• Provided passage

__________________________________________________

# Tijuana Taxi



## RUSSELL ZACHRY (Aug 4, 1999)

A lot of fun to finally build. Thanks for looking.
Russell


----------



## buzzconroy (Jun 28, 2002)

Very nice I love it, I am a big Tom Daniel fan,this is my fav showrod.

Randy


----------



## spencer1984 (Nov 3, 2005)

Very cool! What did you use for the purple? I like the sheen on those parts.


----------



## deadmanincfan (Mar 11, 2008)

Nice job, Russell! :thumbsup:


----------



## RUSSELL ZACHRY (Aug 4, 1999)

spencer1984 said:


> Very cool! What did you use for the purple? I like the sheen on those parts.


I white primered everything, then used silver duplicolor wheel paint, and then duplicolor metalcast purple .

__________________________________________________

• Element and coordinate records
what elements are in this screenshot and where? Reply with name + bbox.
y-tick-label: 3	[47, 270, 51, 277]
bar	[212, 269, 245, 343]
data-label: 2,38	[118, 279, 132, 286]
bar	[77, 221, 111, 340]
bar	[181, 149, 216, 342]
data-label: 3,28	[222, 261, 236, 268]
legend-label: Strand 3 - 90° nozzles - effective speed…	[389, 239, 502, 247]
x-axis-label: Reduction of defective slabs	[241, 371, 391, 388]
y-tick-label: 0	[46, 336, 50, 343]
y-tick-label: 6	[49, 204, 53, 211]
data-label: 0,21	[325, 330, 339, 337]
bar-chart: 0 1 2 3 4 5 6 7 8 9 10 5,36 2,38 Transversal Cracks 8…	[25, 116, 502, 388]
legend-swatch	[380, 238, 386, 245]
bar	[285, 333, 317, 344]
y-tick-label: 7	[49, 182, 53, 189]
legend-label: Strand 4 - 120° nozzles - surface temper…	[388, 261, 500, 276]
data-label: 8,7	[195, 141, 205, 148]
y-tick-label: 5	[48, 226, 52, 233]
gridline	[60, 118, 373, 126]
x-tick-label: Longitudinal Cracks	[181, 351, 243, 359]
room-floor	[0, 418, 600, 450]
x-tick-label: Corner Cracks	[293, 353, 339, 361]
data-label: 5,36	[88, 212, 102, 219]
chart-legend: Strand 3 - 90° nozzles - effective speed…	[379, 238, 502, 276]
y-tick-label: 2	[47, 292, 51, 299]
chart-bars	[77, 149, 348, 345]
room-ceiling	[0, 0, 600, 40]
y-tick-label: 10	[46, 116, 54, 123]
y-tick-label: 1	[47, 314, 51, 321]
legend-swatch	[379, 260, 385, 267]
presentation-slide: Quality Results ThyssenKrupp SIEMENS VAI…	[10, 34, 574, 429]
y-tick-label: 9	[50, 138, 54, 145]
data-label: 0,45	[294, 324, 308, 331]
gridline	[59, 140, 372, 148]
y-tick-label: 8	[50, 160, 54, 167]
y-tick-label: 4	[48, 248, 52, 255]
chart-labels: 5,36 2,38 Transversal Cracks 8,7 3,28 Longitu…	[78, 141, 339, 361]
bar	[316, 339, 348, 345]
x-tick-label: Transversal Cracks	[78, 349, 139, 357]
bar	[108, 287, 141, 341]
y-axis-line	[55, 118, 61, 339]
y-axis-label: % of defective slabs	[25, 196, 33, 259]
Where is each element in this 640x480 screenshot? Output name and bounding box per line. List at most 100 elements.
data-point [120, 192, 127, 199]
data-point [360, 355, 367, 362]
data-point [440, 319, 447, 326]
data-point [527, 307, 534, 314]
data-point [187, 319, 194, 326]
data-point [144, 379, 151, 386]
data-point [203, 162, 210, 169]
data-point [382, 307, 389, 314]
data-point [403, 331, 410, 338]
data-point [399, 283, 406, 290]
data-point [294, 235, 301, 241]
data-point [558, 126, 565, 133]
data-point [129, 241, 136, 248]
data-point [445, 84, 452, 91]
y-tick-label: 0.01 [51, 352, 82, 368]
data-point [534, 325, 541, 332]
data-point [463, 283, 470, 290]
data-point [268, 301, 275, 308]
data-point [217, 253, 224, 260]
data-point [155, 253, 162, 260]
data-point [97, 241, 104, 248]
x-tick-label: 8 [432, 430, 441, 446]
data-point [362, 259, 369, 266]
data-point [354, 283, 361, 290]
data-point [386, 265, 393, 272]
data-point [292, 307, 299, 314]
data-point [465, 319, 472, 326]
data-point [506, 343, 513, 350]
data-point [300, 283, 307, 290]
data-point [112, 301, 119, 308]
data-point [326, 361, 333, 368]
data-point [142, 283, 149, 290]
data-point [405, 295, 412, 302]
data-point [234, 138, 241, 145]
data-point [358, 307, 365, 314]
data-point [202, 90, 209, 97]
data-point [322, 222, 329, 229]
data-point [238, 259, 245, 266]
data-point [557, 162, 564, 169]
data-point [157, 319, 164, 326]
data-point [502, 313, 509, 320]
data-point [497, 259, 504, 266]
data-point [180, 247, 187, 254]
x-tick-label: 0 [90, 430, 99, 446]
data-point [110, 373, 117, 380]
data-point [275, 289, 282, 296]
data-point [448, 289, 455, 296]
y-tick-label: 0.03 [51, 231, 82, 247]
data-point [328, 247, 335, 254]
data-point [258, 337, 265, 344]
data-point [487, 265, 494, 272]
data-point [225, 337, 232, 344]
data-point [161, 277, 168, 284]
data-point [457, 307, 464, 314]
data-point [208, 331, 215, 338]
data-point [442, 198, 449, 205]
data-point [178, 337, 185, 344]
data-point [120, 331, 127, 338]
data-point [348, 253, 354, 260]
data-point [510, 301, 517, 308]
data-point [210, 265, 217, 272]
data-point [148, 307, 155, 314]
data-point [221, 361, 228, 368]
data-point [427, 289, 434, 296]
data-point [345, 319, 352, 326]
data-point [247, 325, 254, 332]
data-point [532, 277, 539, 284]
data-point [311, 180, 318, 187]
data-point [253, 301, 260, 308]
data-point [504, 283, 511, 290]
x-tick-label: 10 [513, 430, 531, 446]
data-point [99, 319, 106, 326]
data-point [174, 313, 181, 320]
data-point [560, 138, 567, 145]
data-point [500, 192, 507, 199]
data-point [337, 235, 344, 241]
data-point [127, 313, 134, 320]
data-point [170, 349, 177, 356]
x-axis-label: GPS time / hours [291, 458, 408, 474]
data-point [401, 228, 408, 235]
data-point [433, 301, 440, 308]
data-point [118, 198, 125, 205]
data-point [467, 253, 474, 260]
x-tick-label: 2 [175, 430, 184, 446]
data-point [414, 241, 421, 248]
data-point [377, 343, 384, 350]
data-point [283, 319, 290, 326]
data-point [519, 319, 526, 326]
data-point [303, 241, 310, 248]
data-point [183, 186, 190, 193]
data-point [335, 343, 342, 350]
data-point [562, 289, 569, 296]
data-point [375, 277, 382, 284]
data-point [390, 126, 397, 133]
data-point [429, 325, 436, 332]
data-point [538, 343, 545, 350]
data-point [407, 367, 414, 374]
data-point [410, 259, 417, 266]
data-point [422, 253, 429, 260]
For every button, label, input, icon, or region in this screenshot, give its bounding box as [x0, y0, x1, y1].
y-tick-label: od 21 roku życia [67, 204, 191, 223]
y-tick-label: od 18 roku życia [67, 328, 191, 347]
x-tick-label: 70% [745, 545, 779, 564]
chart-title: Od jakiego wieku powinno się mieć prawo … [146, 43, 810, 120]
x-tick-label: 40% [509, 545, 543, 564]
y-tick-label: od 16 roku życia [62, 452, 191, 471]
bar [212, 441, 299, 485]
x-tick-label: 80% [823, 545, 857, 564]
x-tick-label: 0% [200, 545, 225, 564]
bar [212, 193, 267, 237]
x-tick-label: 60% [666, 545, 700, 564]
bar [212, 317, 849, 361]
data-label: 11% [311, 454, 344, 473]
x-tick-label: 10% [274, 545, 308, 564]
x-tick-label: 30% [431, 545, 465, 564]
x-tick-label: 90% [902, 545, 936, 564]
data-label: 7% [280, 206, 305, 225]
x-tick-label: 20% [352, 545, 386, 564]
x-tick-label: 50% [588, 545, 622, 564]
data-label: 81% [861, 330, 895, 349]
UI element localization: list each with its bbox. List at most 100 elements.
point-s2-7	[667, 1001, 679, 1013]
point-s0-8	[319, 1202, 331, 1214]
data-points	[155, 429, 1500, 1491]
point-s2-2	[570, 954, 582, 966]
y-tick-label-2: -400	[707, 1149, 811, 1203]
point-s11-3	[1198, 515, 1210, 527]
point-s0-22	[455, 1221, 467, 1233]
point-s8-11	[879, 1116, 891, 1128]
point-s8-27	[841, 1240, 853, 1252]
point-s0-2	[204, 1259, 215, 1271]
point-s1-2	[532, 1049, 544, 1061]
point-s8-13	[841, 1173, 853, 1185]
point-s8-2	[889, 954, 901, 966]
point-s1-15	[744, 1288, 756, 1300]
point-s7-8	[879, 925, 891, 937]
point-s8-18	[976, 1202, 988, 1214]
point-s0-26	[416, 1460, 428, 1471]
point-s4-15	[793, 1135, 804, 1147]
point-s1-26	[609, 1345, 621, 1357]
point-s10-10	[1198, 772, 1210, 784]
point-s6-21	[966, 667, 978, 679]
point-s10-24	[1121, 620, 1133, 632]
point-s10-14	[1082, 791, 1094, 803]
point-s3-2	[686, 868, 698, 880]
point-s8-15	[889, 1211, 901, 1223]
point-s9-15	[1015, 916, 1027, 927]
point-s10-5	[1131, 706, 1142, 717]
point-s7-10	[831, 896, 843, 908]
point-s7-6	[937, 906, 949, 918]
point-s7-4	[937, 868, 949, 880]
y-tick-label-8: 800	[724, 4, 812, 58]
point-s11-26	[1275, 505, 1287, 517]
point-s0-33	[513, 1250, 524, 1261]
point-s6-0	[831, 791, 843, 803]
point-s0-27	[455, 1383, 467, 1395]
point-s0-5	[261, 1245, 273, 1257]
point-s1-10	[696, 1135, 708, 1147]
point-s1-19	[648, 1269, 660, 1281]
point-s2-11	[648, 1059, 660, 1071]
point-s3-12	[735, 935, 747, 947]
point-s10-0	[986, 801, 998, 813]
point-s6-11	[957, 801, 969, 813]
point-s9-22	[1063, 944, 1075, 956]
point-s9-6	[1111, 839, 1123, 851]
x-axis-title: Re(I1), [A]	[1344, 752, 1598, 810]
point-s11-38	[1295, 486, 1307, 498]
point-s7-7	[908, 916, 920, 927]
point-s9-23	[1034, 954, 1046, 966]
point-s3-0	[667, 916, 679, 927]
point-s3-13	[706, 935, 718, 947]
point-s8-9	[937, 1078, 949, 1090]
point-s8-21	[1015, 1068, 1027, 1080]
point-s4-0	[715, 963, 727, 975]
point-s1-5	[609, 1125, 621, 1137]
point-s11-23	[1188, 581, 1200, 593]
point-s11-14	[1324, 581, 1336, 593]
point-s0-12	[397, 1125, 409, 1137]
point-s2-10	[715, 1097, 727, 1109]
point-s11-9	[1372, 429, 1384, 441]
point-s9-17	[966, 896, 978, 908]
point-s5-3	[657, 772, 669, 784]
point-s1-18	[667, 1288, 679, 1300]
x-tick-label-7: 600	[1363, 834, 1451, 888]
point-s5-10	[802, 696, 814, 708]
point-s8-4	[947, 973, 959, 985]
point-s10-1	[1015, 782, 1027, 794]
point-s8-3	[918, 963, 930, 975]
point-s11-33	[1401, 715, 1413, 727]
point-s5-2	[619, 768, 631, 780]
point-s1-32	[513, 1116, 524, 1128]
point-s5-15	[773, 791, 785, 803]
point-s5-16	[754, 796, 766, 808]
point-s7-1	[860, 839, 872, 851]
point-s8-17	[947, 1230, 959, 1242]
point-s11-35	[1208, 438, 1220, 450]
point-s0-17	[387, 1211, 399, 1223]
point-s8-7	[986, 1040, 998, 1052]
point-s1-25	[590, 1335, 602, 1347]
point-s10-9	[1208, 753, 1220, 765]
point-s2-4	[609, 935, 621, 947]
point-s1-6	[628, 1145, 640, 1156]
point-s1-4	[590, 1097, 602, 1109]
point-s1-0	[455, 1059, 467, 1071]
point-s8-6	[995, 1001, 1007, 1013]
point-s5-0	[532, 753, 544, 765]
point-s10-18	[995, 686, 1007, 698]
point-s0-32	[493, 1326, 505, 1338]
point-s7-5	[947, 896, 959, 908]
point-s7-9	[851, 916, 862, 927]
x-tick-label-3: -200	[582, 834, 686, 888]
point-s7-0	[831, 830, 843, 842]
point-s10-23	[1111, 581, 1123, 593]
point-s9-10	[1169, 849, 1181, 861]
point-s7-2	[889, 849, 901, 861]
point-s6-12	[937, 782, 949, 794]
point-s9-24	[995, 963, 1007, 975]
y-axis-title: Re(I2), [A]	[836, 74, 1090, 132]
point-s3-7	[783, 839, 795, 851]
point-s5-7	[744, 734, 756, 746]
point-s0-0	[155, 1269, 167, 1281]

__________________________________________________

• Task requirements
1. In the Tijuana Taxi thread, rewrite the paragraph beginning "I white primered everything" as a short list of painting steps, keeping its main facts.
2. Return everything from "A lot of fun" down to "my fav showrod." in the Tijuana Taxi thread, copied word for word.
3. Write the next part of the Tijuana Taxi thread, starting after its final post.

• Answer list
1.
- Primed everything in white.
- Applied silver Duplicolor wheel paint.
- Finished with Duplicolor Metalcast purple.

2.
A lot of fun to finally build. Thanks for looking.
Russell


----------



## buzzconroy (Jun 28, 2002)

Very nice I love it, I am a big Tom Daniel fan,this is my fav showrod.

3.
I was really happy with the way it turned out.
Thanks, Russell


----------



## Hammerdude (Jun 26, 2002)

Awesome job.


----------



## Zombie_61 (Apr 21, 2004)

buzzconroy said:


> ...I am a big Tom Daniel fan, this is my fav showrod.


Same here. It sure is nice to see these in circulation again. Beautiful build-up Russell!


----------



## Marko (Jul 11, 2002)

very nice and great pic, thanks for posting!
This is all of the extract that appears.